▸ **Listing**:
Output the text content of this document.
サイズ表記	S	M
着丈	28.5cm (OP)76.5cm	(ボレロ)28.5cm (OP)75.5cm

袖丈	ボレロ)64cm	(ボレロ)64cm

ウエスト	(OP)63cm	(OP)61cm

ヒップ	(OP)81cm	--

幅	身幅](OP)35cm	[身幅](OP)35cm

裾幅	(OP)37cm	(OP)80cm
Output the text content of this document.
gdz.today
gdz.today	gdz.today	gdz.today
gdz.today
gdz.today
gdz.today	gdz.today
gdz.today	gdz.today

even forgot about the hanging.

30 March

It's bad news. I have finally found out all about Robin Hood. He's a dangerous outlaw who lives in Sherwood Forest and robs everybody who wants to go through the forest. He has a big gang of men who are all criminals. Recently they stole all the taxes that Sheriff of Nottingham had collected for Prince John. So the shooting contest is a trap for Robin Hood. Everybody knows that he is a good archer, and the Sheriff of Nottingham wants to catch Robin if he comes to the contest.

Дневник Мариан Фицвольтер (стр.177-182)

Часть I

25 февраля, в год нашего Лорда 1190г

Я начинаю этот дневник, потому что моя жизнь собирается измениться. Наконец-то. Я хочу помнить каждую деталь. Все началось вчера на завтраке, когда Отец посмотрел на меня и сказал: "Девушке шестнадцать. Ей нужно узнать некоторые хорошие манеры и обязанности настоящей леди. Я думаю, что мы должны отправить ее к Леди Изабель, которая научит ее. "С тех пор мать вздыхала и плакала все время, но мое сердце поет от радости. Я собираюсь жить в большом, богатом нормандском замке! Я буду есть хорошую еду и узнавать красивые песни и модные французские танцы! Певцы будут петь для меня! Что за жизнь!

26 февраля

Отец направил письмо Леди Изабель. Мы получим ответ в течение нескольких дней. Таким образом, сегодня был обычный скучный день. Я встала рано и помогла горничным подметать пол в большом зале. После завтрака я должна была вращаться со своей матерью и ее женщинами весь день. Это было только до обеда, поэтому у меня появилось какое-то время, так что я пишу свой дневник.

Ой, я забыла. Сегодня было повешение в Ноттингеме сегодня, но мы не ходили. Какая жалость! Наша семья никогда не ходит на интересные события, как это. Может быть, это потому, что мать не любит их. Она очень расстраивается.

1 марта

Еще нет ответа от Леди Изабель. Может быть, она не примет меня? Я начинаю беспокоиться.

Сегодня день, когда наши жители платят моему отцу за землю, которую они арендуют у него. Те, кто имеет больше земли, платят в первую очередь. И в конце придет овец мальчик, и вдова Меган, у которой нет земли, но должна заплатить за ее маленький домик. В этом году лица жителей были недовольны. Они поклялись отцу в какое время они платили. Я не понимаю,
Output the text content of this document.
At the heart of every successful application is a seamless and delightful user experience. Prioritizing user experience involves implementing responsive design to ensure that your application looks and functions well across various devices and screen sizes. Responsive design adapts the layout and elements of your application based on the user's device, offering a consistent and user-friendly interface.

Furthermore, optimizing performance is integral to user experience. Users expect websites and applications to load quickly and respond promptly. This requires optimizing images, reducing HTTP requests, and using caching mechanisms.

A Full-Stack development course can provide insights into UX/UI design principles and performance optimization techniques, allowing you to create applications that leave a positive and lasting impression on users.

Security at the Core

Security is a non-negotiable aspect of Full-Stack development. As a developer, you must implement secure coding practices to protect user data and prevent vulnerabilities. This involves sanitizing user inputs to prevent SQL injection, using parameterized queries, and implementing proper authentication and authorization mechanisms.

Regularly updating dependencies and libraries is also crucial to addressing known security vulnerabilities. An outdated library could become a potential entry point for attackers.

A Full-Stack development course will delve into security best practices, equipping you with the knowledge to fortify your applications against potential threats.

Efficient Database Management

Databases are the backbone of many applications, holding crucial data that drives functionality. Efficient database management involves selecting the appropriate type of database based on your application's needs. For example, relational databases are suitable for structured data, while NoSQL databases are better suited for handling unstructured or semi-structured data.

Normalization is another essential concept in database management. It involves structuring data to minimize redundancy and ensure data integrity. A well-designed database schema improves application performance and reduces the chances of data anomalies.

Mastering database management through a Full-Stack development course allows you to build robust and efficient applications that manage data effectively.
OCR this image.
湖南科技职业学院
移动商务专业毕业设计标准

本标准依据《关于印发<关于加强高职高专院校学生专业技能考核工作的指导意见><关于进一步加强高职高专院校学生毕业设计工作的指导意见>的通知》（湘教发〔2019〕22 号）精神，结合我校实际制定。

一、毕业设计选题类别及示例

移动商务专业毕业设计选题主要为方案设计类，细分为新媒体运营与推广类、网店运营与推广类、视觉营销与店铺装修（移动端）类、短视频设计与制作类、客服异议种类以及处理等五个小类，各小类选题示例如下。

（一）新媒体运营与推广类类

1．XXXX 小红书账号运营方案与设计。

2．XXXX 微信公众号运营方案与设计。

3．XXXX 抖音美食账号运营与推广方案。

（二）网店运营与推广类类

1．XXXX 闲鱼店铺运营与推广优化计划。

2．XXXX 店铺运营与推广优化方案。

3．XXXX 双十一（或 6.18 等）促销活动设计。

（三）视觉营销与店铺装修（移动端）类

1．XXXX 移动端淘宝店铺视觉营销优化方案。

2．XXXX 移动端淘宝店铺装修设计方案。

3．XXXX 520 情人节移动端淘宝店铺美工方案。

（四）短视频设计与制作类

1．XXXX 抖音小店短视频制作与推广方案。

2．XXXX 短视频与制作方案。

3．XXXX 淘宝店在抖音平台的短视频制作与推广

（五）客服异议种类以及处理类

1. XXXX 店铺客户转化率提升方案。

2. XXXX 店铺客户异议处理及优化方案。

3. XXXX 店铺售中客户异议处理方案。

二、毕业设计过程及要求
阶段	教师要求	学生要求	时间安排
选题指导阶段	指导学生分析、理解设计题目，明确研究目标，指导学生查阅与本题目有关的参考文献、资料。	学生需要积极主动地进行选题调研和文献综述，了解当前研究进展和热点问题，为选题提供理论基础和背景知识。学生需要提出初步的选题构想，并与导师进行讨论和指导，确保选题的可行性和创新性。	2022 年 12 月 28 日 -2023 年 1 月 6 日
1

▸ **Written instruction**: Look for "Может" and pull out every line that has it.

▸ **Final answer**:
Ой, я забыла. Сегодня было повешение в Ноттингеме сегодня, но мы не ходили. Какая жалость! Наша семья никогда не ходит на интересные события, как это. Может быть, это потому, что мать не любит их. Она очень расстраивается.
Еще нет ответа от Леди Изабель. Может быть, она не примет меня? Я начинаю беспокоиться.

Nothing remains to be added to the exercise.